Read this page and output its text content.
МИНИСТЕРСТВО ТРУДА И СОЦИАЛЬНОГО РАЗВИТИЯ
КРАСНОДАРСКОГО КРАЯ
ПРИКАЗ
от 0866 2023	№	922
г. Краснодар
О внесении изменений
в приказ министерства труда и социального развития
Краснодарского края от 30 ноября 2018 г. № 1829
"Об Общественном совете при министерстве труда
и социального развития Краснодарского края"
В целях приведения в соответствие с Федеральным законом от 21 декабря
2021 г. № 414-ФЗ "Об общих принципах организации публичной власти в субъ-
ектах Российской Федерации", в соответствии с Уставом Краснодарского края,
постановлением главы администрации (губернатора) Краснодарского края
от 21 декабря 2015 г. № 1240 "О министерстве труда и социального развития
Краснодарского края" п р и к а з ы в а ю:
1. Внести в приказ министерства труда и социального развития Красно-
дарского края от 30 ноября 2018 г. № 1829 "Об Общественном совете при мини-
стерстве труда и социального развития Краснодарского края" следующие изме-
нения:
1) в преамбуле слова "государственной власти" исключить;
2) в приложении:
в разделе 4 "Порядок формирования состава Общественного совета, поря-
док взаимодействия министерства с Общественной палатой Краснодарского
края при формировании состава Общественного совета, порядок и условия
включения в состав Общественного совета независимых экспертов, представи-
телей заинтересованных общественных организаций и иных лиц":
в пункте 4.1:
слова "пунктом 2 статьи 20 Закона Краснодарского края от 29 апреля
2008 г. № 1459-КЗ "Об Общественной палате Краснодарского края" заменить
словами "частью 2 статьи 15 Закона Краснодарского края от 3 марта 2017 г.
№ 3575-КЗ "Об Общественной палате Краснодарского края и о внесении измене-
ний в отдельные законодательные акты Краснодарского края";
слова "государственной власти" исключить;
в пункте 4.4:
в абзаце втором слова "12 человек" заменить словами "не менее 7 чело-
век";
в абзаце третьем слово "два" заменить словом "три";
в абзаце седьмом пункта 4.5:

| Written request |
Filter the data for the string "декабря" and copy every line that has it.

| Answer to this task |
В целях приведения в соответствие с Федеральным законом от 21 декабря
от 21 декабря 2015 г. № 1240 "О министерстве труда и социального развития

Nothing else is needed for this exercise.